**WRITTEN INSTRUCTION:** Every line in the listing is to be echoed verbatim.

**MATERIAL FOR THIS EXERCISE:**
☆ ☆ ☆ ☆ ☆ ☆ ☆
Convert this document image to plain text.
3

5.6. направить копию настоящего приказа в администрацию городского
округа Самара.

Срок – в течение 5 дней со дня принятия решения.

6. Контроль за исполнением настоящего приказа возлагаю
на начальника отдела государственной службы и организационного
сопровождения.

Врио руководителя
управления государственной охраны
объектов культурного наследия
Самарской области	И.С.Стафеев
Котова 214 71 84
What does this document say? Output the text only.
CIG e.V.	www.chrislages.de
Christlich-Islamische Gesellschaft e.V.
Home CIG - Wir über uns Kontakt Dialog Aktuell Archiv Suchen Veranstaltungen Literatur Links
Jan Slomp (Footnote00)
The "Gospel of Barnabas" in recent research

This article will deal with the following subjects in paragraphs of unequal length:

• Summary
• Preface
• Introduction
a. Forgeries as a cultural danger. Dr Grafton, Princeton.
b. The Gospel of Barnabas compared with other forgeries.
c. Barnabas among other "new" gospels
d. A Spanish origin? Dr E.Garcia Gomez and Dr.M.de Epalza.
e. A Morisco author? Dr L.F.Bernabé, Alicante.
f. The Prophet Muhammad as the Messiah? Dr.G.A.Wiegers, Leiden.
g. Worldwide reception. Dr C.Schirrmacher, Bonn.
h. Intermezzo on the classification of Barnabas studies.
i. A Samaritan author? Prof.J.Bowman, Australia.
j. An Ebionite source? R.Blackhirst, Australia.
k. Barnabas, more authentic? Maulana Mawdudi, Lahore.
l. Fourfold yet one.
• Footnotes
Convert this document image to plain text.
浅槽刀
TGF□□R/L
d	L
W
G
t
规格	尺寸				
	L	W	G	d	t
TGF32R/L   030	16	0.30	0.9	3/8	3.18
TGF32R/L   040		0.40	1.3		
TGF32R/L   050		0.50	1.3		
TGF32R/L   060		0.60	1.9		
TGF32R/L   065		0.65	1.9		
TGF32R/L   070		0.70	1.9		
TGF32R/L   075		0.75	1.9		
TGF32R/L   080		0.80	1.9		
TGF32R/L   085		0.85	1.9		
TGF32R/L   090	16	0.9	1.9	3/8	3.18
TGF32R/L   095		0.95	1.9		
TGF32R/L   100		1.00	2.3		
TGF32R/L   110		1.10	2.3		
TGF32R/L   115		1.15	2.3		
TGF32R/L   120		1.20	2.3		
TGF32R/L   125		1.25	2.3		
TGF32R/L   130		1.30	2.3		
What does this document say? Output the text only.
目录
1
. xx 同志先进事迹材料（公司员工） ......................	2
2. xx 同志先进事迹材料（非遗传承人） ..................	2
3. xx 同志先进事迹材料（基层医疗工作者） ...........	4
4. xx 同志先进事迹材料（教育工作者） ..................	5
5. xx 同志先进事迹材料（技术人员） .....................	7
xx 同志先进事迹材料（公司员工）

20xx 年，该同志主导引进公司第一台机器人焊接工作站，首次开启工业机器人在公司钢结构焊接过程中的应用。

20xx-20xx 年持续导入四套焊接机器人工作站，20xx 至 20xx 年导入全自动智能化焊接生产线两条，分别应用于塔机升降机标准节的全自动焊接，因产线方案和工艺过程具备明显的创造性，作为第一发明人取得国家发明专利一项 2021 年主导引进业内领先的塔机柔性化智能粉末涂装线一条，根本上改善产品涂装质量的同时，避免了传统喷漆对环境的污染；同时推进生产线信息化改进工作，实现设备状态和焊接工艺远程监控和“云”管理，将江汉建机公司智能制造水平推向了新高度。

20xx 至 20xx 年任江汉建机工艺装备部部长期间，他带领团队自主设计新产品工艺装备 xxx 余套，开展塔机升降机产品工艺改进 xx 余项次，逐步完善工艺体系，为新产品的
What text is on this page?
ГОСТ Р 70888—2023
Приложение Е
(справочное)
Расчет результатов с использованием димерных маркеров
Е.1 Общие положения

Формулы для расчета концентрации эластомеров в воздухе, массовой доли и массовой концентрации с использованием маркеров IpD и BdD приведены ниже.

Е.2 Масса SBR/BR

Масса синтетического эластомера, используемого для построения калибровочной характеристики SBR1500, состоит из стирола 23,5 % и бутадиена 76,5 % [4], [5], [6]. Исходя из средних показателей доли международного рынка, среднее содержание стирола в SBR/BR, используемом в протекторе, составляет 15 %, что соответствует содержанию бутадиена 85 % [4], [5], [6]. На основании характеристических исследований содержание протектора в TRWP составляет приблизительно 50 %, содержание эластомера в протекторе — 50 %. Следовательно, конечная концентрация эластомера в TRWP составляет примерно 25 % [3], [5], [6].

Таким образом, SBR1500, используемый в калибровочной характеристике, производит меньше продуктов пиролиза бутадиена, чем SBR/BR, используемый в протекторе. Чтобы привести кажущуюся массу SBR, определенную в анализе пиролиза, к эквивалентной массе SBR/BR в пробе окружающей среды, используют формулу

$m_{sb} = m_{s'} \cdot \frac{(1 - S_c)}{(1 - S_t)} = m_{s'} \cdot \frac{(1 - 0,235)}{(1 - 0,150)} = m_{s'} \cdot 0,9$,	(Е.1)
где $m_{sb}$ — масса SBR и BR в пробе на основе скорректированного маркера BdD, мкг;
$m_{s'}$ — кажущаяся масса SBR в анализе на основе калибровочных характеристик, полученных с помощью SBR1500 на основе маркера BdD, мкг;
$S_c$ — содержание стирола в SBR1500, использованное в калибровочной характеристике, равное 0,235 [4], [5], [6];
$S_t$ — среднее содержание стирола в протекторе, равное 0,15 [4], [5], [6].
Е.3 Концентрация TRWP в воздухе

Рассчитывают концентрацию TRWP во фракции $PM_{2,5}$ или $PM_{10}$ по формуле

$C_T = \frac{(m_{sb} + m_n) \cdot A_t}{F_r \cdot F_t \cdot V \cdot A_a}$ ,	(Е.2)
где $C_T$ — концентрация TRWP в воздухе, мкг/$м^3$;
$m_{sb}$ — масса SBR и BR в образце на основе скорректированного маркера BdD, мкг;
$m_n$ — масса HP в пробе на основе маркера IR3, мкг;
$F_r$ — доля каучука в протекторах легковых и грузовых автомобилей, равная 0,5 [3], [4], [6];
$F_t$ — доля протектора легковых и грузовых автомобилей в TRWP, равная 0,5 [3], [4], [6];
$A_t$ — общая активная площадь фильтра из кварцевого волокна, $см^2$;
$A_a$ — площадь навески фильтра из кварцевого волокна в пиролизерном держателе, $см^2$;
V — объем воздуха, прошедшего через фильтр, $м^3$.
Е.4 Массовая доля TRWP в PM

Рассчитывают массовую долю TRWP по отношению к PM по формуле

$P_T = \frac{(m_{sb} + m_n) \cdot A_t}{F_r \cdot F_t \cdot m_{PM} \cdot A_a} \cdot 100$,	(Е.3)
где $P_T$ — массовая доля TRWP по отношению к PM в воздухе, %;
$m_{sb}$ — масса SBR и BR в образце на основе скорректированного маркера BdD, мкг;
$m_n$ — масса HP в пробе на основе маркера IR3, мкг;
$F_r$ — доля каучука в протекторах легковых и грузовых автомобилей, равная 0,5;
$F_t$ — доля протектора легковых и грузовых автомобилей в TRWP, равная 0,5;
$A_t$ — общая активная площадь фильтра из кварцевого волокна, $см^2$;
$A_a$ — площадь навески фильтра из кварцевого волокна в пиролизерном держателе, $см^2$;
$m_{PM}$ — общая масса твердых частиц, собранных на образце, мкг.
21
☆ ☆ ☆ ☆ ☆ ☆ ☆
**WORKED ANSWER:**
Convert this document image to plain text.
3

5.6. направить копию настоящего приказа в администрацию городского
округа Самара.

Срок – в течение 5 дней со дня принятия решения.

6. Контроль за исполнением настоящего приказа возлагаю
на начальника отдела государственной службы и организационного
сопровождения.

Врио руководителя
управления государственной охраны
объектов культурного наследия
Самарской области	И.С.Стафеев
Котова 214 71 84
What does this document say? Output the text only.
CIG e.V.	www.chrislages.de
Christlich-Islamische Gesellschaft e.V.
Home CIG - Wir über uns Kontakt Dialog Aktuell Archiv Suchen Veranstaltungen Literatur Links
Jan Slomp (Footnote00)
The "Gospel of Barnabas" in recent research

This article will deal with the following subjects in paragraphs of unequal length:

• Summary
• Preface
• Introduction
a. Forgeries as a cultural danger. Dr Grafton, Princeton.
b. The Gospel of Barnabas compared with other forgeries.
c. Barnabas among other "new" gospels
d. A Spanish origin? Dr E.Garcia Gomez and Dr.M.de Epalza.
e. A Morisco author? Dr L.F.Bernabé, Alicante.
f. The Prophet Muhammad as the Messiah? Dr.G.A.Wiegers, Leiden.
g. Worldwide reception. Dr C.Schirrmacher, Bonn.
h. Intermezzo on the classification of Barnabas studies.
i. A Samaritan author? Prof.J.Bowman, Australia.
j. An Ebionite source? R.Blackhirst, Australia.
k. Barnabas, more authentic? Maulana Mawdudi, Lahore.
l. Fourfold yet one.
• Footnotes
Convert this document image to plain text.
浅槽刀
TGF□□R/L
d	L
W
G
t
规格	尺寸				
	L	W	G	d	t
TGF32R/L   030	16	0.30	0.9	3/8	3.18
TGF32R/L   040		0.40	1.3		
TGF32R/L   050		0.50	1.3		
TGF32R/L   060		0.60	1.9		
TGF32R/L   065		0.65	1.9		
TGF32R/L   070		0.70	1.9		
TGF32R/L   075		0.75	1.9		
TGF32R/L   080		0.80	1.9		
TGF32R/L   085		0.85	1.9		
TGF32R/L   090	16	0.9	1.9	3/8	3.18
TGF32R/L   095		0.95	1.9		
TGF32R/L   100		1.00	2.3		
TGF32R/L   110		1.10	2.3		
TGF32R/L   115		1.15	2.3		
TGF32R/L   120		1.20	2.3		
TGF32R/L   125		1.25	2.3		
TGF32R/L   130		1.30	2.3		
What does this document say? Output the text only.
目录
1
. xx 同志先进事迹材料（公司员工） ......................	2
2. xx 同志先进事迹材料（非遗传承人） ..................	2
3. xx 同志先进事迹材料（基层医疗工作者） ...........	4
4. xx 同志先进事迹材料（教育工作者） ..................	5
5. xx 同志先进事迹材料（技术人员） .....................	7
xx 同志先进事迹材料（公司员工）

20xx 年，该同志主导引进公司第一台机器人焊接工作站，首次开启工业机器人在公司钢结构焊接过程中的应用。

20xx-20xx 年持续导入四套焊接机器人工作站，20xx 至 20xx 年导入全自动智能化焊接生产线两条，分别应用于塔机升降机标准节的全自动焊接，因产线方案和工艺过程具备明显的创造性，作为第一发明人取得国家发明专利一项 2021 年主导引进业内领先的塔机柔性化智能粉末涂装线一条，根本上改善产品涂装质量的同时，避免了传统喷漆对环境的污染；同时推进生产线信息化改进工作，实现设备状态和焊接工艺远程监控和“云”管理，将江汉建机公司智能制造水平推向了新高度。

20xx 至 20xx 年任江汉建机工艺装备部部长期间，他带领团队自主设计新产品工艺装备 xxx 余套，开展塔机升降机产品工艺改进 xx 余项次，逐步完善工艺体系，为新产品的
What text is on this page?
ГОСТ Р 70888—2023
Приложение Е
(справочное)
Расчет результатов с использованием димерных маркеров
Е.1 Общие положения

Формулы для расчета концентрации эластомеров в воздухе, массовой доли и массовой концентрации с использованием маркеров IpD и BdD приведены ниже.

Е.2 Масса SBR/BR

Масса синтетического эластомера, используемого для построения калибровочной характеристики SBR1500, состоит из стирола 23,5 % и бутадиена 76,5 % [4], [5], [6]. Исходя из средних показателей доли международного рынка, среднее содержание стирола в SBR/BR, используемом в протекторе, составляет 15 %, что соответствует содержанию бутадиена 85 % [4], [5], [6]. На основании характеристических исследований содержание протектора в TRWP составляет приблизительно 50 %, содержание эластомера в протекторе — 50 %. Следовательно, конечная концентрация эластомера в TRWP составляет примерно 25 % [3], [5], [6].

Таким образом, SBR1500, используемый в калибровочной характеристике, производит меньше продуктов пиролиза бутадиена, чем SBR/BR, используемый в протекторе. Чтобы привести кажущуюся массу SBR, определенную в анализе пиролиза, к эквивалентной массе SBR/BR в пробе окружающей среды, используют формулу

$m_{sb} = m_{s'} \cdot \frac{(1 - S_c)}{(1 - S_t)} = m_{s'} \cdot \frac{(1 - 0,235)}{(1 - 0,150)} = m_{s'} \cdot 0,9$,	(Е.1)
где $m_{sb}$ — масса SBR и BR в пробе на основе скорректированного маркера BdD, мкг;
$m_{s'}$ — кажущаяся масса SBR в анализе на основе калибровочных характеристик, полученных с помощью SBR1500 на основе маркера BdD, мкг;
$S_c$ — содержание стирола в SBR1500, использованное в калибровочной характеристике, равное 0,235 [4], [5], [6];
$S_t$ — среднее содержание стирола в протекторе, равное 0,15 [4], [5], [6].
Е.3 Концентрация TRWP в воздухе

Рассчитывают концентрацию TRWP во фракции $PM_{2,5}$ или $PM_{10}$ по формуле

$C_T = \frac{(m_{sb} + m_n) \cdot A_t}{F_r \cdot F_t \cdot V \cdot A_a}$ ,	(Е.2)
где $C_T$ — концентрация TRWP в воздухе, мкг/$м^3$;
$m_{sb}$ — масса SBR и BR в образце на основе скорректированного маркера BdD, мкг;
$m_n$ — масса HP в пробе на основе маркера IR3, мкг;
$F_r$ — доля каучука в протекторах легковых и грузовых автомобилей, равная 0,5 [3], [4], [6];
$F_t$ — доля протектора легковых и грузовых автомобилей в TRWP, равная 0,5 [3], [4], [6];
$A_t$ — общая активная площадь фильтра из кварцевого волокна, $см^2$;
$A_a$ — площадь навески фильтра из кварцевого волокна в пиролизерном держателе, $см^2$;
V — объем воздуха, прошедшего через фильтр, $м^3$.
Е.4 Массовая доля TRWP в PM

Рассчитывают массовую долю TRWP по отношению к PM по формуле

$P_T = \frac{(m_{sb} + m_n) \cdot A_t}{F_r \cdot F_t \cdot m_{PM} \cdot A_a} \cdot 100$,	(Е.3)
где $P_T$ — массовая доля TRWP по отношению к PM в воздухе, %;
$m_{sb}$ — масса SBR и BR в образце на основе скорректированного маркера BdD, мкг;
$m_n$ — масса HP в пробе на основе маркера IR3, мкг;
$F_r$ — доля каучука в протекторах легковых и грузовых автомобилей, равная 0,5;
$F_t$ — доля протектора легковых и грузовых автомобилей в TRWP, равная 0,5;
$A_t$ — общая активная площадь фильтра из кварцевого волокна, $см^2$;
$A_a$ — площадь навески фильтра из кварцевого волокна в пиролизерном держателе, $см^2$;
$m_{PM}$ — общая масса твердых частиц, собранных на образце, мкг.
21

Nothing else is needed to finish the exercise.